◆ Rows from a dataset

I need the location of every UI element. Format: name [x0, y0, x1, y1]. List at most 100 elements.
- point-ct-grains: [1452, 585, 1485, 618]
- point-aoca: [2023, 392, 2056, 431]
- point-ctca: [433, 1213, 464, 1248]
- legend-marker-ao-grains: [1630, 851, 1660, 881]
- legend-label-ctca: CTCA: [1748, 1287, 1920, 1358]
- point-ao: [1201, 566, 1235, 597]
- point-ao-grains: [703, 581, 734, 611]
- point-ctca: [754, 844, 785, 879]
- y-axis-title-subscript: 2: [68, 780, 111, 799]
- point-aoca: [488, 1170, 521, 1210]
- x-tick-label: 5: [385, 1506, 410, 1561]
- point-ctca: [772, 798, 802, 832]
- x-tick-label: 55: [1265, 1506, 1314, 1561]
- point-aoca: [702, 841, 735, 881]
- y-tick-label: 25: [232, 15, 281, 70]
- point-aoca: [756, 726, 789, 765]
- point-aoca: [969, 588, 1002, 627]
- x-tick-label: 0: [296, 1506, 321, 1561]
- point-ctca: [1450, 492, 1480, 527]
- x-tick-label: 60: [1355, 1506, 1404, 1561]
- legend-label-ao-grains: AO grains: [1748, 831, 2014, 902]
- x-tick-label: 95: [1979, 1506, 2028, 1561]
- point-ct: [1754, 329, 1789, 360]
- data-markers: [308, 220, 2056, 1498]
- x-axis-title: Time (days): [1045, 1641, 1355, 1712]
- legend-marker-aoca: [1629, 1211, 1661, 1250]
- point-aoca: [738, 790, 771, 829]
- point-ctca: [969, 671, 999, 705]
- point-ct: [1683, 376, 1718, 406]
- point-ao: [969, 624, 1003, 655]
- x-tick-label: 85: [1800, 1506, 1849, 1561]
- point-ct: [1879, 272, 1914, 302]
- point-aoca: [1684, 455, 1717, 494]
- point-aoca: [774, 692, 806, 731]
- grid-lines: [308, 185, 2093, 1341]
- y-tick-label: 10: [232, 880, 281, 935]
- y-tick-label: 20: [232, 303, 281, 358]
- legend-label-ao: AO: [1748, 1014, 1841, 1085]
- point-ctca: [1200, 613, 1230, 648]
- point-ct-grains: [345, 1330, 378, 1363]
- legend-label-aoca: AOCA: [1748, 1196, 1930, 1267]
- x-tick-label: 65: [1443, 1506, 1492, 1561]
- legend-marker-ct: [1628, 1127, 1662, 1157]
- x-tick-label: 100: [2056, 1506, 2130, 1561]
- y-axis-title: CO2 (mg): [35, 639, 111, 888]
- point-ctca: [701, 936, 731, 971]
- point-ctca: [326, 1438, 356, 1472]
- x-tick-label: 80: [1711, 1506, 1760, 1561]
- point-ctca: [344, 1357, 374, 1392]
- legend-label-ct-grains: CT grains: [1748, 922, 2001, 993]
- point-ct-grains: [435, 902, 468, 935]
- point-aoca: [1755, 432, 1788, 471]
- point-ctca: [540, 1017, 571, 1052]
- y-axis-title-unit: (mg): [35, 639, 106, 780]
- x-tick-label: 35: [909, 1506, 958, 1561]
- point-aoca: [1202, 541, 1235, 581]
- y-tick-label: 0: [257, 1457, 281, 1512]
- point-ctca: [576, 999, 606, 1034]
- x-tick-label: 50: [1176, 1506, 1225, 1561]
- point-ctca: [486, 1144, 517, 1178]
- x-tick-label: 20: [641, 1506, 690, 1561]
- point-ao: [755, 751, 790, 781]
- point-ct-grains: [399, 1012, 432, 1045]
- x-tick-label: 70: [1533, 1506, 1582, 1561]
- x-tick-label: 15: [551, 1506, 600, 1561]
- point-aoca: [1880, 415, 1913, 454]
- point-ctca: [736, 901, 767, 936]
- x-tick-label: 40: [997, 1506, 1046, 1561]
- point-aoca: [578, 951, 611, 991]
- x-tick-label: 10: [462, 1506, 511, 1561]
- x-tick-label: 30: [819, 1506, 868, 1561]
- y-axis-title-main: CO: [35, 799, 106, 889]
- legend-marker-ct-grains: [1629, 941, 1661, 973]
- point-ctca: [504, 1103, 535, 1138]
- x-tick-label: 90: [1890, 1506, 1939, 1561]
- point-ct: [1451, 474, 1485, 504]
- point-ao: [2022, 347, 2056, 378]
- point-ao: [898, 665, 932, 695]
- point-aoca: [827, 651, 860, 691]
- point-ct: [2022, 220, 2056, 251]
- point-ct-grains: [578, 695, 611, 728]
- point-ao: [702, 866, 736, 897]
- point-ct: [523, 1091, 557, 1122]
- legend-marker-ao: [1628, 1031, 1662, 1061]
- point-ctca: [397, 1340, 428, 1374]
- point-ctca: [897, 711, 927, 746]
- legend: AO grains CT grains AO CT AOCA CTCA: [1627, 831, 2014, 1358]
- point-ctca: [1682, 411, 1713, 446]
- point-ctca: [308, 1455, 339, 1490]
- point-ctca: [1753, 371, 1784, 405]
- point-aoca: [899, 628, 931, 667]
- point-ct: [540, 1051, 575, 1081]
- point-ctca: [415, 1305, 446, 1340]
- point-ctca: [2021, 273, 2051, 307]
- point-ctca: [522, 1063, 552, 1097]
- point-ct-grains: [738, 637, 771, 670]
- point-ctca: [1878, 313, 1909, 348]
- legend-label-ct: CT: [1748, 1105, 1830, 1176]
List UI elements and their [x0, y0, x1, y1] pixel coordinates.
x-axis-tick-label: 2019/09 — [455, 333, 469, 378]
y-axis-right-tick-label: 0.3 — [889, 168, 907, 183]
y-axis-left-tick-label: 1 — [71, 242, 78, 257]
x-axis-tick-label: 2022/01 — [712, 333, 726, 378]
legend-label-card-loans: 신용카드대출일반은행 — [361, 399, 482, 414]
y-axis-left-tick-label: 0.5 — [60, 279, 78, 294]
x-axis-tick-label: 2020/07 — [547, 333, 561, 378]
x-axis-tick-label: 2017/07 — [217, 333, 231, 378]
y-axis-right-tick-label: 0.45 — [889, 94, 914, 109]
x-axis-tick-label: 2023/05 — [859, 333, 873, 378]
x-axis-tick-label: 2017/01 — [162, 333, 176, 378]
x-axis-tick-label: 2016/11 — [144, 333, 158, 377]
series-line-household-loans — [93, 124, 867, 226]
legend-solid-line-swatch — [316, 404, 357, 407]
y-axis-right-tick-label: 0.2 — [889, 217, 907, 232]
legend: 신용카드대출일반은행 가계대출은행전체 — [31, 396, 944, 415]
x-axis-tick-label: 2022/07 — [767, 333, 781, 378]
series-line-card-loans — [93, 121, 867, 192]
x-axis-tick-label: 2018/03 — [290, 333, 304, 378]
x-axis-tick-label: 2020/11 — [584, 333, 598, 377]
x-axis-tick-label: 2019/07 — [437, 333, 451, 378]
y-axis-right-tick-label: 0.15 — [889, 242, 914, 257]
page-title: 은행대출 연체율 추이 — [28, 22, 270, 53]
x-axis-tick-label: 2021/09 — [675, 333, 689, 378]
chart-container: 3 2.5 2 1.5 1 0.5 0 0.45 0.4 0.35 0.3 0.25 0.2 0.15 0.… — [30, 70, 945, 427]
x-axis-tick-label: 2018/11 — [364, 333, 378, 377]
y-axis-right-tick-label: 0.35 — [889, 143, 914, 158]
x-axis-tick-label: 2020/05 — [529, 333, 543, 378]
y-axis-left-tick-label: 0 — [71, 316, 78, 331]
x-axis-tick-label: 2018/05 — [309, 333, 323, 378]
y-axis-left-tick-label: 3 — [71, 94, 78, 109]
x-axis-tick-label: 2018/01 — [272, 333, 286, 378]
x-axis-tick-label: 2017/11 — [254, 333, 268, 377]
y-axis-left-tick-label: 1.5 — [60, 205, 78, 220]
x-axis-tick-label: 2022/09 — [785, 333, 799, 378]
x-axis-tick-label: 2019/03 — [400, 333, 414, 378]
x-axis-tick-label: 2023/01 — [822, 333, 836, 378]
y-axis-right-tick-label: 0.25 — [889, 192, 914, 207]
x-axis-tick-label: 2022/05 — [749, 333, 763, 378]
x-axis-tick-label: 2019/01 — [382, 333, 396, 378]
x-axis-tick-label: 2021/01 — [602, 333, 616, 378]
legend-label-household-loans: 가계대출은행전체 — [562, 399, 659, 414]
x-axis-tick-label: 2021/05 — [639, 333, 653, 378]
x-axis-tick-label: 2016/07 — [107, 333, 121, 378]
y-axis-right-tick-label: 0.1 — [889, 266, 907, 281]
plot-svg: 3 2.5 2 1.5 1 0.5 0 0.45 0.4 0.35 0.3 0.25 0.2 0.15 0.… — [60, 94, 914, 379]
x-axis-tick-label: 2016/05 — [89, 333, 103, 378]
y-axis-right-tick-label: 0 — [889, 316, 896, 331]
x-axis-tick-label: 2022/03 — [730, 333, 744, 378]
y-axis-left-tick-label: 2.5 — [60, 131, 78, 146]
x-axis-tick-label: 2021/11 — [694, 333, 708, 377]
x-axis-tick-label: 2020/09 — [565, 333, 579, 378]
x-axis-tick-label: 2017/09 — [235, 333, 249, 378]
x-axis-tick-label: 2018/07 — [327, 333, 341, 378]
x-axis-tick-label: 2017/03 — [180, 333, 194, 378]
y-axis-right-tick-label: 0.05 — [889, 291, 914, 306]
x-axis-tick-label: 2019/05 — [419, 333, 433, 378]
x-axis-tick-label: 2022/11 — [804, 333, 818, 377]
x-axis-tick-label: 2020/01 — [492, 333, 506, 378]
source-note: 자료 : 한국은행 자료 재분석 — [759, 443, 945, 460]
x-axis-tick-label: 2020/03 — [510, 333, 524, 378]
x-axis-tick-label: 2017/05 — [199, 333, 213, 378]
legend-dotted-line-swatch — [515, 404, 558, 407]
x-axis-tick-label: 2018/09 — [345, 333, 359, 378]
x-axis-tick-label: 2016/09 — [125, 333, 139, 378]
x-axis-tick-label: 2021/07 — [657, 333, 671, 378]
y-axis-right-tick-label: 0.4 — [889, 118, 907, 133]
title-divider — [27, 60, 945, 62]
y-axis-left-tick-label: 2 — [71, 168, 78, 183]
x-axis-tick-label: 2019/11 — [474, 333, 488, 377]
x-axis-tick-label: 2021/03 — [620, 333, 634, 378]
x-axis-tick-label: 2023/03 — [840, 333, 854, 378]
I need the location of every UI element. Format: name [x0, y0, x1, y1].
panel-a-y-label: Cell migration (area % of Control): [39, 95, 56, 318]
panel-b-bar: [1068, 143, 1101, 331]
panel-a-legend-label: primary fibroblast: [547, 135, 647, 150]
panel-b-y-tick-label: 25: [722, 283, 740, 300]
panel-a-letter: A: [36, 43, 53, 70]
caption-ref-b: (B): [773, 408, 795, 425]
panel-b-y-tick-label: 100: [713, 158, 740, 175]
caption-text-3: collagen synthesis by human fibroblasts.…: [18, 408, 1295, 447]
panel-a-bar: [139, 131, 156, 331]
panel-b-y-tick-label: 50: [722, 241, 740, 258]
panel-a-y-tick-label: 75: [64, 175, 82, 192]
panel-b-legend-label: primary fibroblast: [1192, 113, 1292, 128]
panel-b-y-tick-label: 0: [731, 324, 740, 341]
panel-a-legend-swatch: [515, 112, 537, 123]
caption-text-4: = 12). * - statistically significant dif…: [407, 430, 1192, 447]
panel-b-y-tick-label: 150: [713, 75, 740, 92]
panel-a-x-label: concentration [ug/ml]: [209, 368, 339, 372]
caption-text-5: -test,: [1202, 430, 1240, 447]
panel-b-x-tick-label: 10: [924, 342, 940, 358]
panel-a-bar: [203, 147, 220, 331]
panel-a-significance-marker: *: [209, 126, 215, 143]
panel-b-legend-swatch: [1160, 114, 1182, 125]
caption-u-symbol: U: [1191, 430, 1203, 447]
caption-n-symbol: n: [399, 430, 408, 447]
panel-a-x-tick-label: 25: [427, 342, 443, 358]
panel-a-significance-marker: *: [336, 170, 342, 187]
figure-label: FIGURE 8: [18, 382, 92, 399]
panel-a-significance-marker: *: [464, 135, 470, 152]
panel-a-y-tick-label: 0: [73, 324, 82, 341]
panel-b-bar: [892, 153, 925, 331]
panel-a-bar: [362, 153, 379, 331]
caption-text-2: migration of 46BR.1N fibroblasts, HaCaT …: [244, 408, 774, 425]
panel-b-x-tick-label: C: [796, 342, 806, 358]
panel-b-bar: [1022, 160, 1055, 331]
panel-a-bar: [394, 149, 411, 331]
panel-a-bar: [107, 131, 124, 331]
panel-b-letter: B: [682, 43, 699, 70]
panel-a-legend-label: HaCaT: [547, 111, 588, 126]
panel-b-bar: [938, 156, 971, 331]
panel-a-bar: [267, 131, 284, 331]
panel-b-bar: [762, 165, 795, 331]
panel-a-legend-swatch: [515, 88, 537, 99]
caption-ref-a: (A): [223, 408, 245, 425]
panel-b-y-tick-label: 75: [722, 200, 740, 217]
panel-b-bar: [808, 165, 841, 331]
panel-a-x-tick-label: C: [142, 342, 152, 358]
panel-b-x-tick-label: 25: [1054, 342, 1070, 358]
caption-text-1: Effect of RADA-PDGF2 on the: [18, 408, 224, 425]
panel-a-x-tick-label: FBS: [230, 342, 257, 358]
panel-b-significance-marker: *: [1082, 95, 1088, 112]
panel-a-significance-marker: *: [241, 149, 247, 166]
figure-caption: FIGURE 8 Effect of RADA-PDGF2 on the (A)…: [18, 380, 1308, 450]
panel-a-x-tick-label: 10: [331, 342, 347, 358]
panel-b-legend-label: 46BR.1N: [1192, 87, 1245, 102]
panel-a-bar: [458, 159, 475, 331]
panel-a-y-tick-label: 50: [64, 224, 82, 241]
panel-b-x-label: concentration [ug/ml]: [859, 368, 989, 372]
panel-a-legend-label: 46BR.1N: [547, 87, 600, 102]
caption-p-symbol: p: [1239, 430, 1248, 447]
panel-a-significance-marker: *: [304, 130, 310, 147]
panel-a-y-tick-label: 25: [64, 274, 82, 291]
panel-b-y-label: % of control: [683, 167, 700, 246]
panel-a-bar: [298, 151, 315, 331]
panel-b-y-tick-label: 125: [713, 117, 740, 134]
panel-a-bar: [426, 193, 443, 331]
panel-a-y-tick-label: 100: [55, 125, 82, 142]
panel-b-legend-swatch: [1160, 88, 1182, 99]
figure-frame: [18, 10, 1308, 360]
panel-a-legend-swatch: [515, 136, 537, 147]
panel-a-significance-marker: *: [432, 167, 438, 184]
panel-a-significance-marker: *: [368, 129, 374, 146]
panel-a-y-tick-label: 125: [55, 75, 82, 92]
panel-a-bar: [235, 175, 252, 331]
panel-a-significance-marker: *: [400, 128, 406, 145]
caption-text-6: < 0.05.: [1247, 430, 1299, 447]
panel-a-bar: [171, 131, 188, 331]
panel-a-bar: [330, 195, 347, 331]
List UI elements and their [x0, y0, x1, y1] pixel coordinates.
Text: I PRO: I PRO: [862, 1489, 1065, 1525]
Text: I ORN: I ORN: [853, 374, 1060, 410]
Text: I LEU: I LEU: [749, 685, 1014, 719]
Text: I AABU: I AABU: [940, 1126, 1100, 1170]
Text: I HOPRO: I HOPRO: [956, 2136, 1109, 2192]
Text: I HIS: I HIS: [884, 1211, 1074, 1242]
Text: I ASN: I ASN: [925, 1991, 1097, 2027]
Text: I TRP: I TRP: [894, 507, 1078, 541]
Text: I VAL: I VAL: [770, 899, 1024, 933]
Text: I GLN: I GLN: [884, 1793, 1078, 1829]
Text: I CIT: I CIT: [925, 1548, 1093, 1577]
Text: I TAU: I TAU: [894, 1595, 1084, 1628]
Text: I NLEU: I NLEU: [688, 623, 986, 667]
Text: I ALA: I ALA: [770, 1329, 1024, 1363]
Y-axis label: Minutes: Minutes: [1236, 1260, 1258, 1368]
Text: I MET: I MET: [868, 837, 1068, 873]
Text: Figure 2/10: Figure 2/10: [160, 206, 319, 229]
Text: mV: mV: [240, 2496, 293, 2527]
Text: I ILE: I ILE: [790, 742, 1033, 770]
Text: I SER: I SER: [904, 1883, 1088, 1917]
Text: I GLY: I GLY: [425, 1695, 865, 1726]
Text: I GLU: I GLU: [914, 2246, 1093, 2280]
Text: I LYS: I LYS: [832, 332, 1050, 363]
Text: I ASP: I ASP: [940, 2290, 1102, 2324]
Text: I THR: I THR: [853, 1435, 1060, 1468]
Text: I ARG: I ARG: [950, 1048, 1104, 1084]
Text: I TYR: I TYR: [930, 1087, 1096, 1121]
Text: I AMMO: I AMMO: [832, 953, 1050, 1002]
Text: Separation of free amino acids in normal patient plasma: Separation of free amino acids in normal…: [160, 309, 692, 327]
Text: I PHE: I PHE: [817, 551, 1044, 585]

◆ WHAT YOU HAVE TO DO
Return every line from the start of the records down to the line containing "- x-tick-label: 100: [2056, 1506, 2130, 1561]", including both ends, with each line copied without any change.

◆ FINISHED EXERCISE
I need the location of every UI element. Format: name [x0, y0, x1, y1]. List at most 100 elements.
- point-ct-grains: [1452, 585, 1485, 618]
- point-aoca: [2023, 392, 2056, 431]
- point-ctca: [433, 1213, 464, 1248]
- legend-marker-ao-grains: [1630, 851, 1660, 881]
- legend-label-ctca: CTCA: [1748, 1287, 1920, 1358]
- point-ao: [1201, 566, 1235, 597]
- point-ao-grains: [703, 581, 734, 611]
- point-ctca: [754, 844, 785, 879]
- y-axis-title-subscript: 2: [68, 780, 111, 799]
- point-aoca: [488, 1170, 521, 1210]
- x-tick-label: 5: [385, 1506, 410, 1561]
- point-ctca: [772, 798, 802, 832]
- x-tick-label: 55: [1265, 1506, 1314, 1561]
- point-aoca: [702, 841, 735, 881]
- y-tick-label: 25: [232, 15, 281, 70]
- point-aoca: [756, 726, 789, 765]
- point-aoca: [969, 588, 1002, 627]
- x-tick-label: 0: [296, 1506, 321, 1561]
- point-ctca: [1450, 492, 1480, 527]
- x-tick-label: 60: [1355, 1506, 1404, 1561]
- legend-label-ao-grains: AO grains: [1748, 831, 2014, 902]
- x-tick-label: 95: [1979, 1506, 2028, 1561]
- point-ct: [1754, 329, 1789, 360]
- data-markers: [308, 220, 2056, 1498]
- x-axis-title: Time (days): [1045, 1641, 1355, 1712]
- legend-marker-aoca: [1629, 1211, 1661, 1250]
- point-aoca: [738, 790, 771, 829]
- point-ctca: [969, 671, 999, 705]
- point-ct: [1683, 376, 1718, 406]
- point-ao: [969, 624, 1003, 655]
- x-tick-label: 85: [1800, 1506, 1849, 1561]
- point-ct: [1879, 272, 1914, 302]
- point-aoca: [1684, 455, 1717, 494]
- point-aoca: [774, 692, 806, 731]
- grid-lines: [308, 185, 2093, 1341]
- y-tick-label: 10: [232, 880, 281, 935]
- y-tick-label: 20: [232, 303, 281, 358]
- legend-label-ao: AO: [1748, 1014, 1841, 1085]
- point-ctca: [1200, 613, 1230, 648]
- point-ct-grains: [345, 1330, 378, 1363]
- legend-label-aoca: AOCA: [1748, 1196, 1930, 1267]
- x-tick-label: 65: [1443, 1506, 1492, 1561]
- legend-marker-ct: [1628, 1127, 1662, 1157]
- x-tick-label: 100: [2056, 1506, 2130, 1561]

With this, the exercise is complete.